**Exercise**. Write out all records as given; omit images.

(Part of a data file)
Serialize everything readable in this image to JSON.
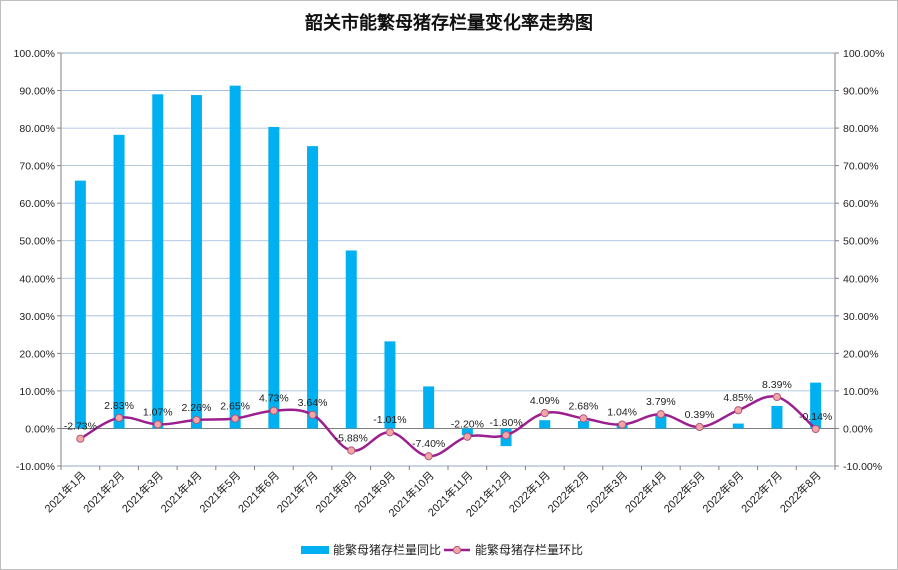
{
  "chart_data": {
    "type": "bar+line",
    "title": "韶关市能繁母猪存栏量变化率走势图",
    "categories": [
      "2021年1月",
      "2021年2月",
      "2021年3月",
      "2021年4月",
      "2021年5月",
      "2021年6月",
      "2021年7月",
      "2021年8月",
      "2021年9月",
      "2021年10月",
      "2021年11月",
      "2021年12月",
      "2022年1月",
      "2022年2月",
      "2022年3月",
      "2022年4月",
      "2022年5月",
      "2022年6月",
      "2022年7月",
      "2022年8月"
    ],
    "y_left": {
      "ylim": [
        -10,
        100
      ],
      "ticks": [
        "100.00%",
        "90.00%",
        "80.00%",
        "70.00%",
        "60.00%",
        "50.00%",
        "40.00%",
        "30.00%",
        "20.00%",
        "10.00%",
        "0.00%",
        "-10.00%"
      ],
      "tick_values": [
        100,
        90,
        80,
        70,
        60,
        50,
        40,
        30,
        20,
        10,
        0,
        -10
      ]
    },
    "y_right": {
      "ylim": [
        -10,
        100
      ],
      "ticks": [
        "100.00%",
        "90.00%",
        "80.00%",
        "70.00%",
        "60.00%",
        "50.00%",
        "40.00%",
        "30.00%",
        "20.00%",
        "10.00%",
        "0.00%",
        "-10.00%"
      ]
    },
    "series": [
      {
        "name": "能繁母猪存栏量同比",
        "kind": "bar",
        "axis": "left",
        "color": "#00b0f0",
        "values": [
          66.0,
          78.2,
          89.0,
          88.8,
          91.3,
          80.3,
          75.2,
          47.4,
          23.2,
          11.2,
          -1.8,
          -4.7,
          2.2,
          2.0,
          1.4,
          3.4,
          0.1,
          1.3,
          6.0,
          12.2
        ]
      },
      {
        "name": "能繁母猪存栏量环比",
        "kind": "line",
        "axis": "right",
        "color": "#9b1f8f",
        "marker_color": "#f4a6a6",
        "values": [
          -2.73,
          2.83,
          1.07,
          2.26,
          2.65,
          4.73,
          3.64,
          -5.88,
          -1.01,
          -7.4,
          -2.2,
          -1.8,
          4.09,
          2.68,
          1.04,
          3.79,
          0.39,
          4.85,
          8.39,
          -0.14
        ],
        "labels": [
          "-2.73%",
          "2.83%",
          "1.07%",
          "2.26%",
          "2.65%",
          "4.73%",
          "3.64%",
          "-5.88%",
          "-1.01%",
          "-7.40%",
          "-2.20%",
          "-1.80%",
          "4.09%",
          "2.68%",
          "1.04%",
          "3.79%",
          "0.39%",
          "4.85%",
          "8.39%",
          "-0.14%"
        ]
      }
    ],
    "grid": true,
    "legend_position": "bottom"
  }
}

**Answer to the exercise**.
Serialize everything readable in this image to JSON.
{
  "chart_data": {
    "type": "bar+line",
    "title": "韶关市能繁母猪存栏量变化率走势图",
    "categories": [
      "2021年1月",
      "2021年2月",
      "2021年3月",
      "2021年4月",
      "2021年5月",
      "2021年6月",
      "2021年7月",
      "2021年8月",
      "2021年9月",
      "2021年10月",
      "2021年11月",
      "2021年12月",
      "2022年1月",
      "2022年2月",
      "2022年3月",
      "2022年4月",
      "2022年5月",
      "2022年6月",
      "2022年7月",
      "2022年8月"
    ],
    "y_left": {
      "ylim": [
        -10,
        100
      ],
      "ticks": [
        "100.00%",
        "90.00%",
        "80.00%",
        "70.00%",
        "60.00%",
        "50.00%",
        "40.00%",
        "30.00%",
        "20.00%",
        "10.00%",
        "0.00%",
        "-10.00%"
      ],
      "tick_values": [
        100,
        90,
        80,
        70,
        60,
        50,
        40,
        30,
        20,
        10,
        0,
        -10
      ]
    },
    "y_right": {
      "ylim": [
        -10,
        100
      ],
      "ticks": [
        "100.00%",
        "90.00%",
        "80.00%",
        "70.00%",
        "60.00%",
        "50.00%",
        "40.00%",
        "30.00%",
        "20.00%",
        "10.00%",
        "0.00%",
        "-10.00%"
      ]
    },
    "series": [
      {
        "name": "能繁母猪存栏量同比",
        "kind": "bar",
        "axis": "left",
        "color": "#00b0f0",
        "values": [
          66.0,
          78.2,
          89.0,
          88.8,
          91.3,
          80.3,
          75.2,
          47.4,
          23.2,
          11.2,
          -1.8,
          -4.7,
          2.2,
          2.0,
          1.4,
          3.4,
          0.1,
          1.3,
          6.0,
          12.2
        ]
      },
      {
        "name": "能繁母猪存栏量环比",
        "kind": "line",
        "axis": "right",
        "color": "#9b1f8f",
        "marker_color": "#f4a6a6",
        "values": [
          -2.73,
          2.83,
          1.07,
          2.26,
          2.65,
          4.73,
          3.64,
          -5.88,
          -1.01,
          -7.4,
          -2.2,
          -1.8,
          4.09,
          2.68,
          1.04,
          3.79,
          0.39,
          4.85,
          8.39,
          -0.14
        ],
        "labels": [
          "-2.73%",
          "2.83%",
          "1.07%",
          "2.26%",
          "2.65%",
          "4.73%",
          "3.64%",
          "-5.88%",
          "-1.01%",
          "-7.40%",
          "-2.20%",
          "-1.80%",
          "4.09%",
          "2.68%",
          "1.04%",
          "3.79%",
          "0.39%",
          "4.85%",
          "8.39%",
          "-0.14%"
        ]
      }
    ],
    "grid": true,
    "legend_position": "bottom"
  }
}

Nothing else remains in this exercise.